*Task brief*
Some lines in the listing below may include the string "miglio". How many are there? Give only the number.
━━━ Recorded data
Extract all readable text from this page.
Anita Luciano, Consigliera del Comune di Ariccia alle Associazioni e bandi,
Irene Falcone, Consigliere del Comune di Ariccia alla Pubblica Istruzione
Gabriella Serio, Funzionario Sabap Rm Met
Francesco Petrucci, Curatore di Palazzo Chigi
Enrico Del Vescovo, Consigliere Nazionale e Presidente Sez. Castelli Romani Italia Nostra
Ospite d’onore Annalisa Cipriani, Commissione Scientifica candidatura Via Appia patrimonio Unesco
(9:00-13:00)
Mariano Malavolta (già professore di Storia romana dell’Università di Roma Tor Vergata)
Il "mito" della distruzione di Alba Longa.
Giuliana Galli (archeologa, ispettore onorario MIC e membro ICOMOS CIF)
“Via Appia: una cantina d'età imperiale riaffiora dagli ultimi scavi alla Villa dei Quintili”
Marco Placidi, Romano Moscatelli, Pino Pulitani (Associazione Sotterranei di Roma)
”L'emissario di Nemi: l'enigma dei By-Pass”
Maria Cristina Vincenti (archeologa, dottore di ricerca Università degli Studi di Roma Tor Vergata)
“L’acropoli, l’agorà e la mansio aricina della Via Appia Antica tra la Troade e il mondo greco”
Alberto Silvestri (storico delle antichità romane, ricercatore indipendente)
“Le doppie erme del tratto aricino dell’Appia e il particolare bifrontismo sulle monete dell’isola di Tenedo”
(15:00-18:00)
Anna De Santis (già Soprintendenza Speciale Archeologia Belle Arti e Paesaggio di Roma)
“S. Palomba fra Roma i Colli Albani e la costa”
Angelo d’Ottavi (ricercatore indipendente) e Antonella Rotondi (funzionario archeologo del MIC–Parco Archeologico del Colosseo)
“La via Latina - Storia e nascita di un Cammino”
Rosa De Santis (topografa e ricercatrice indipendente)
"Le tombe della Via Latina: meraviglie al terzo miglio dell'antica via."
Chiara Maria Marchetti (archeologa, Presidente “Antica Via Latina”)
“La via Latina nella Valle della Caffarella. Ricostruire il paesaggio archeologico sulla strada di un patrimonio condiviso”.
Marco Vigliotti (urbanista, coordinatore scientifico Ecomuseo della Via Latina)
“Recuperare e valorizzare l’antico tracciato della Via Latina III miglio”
━━━━━━
*Result for this exercise*
2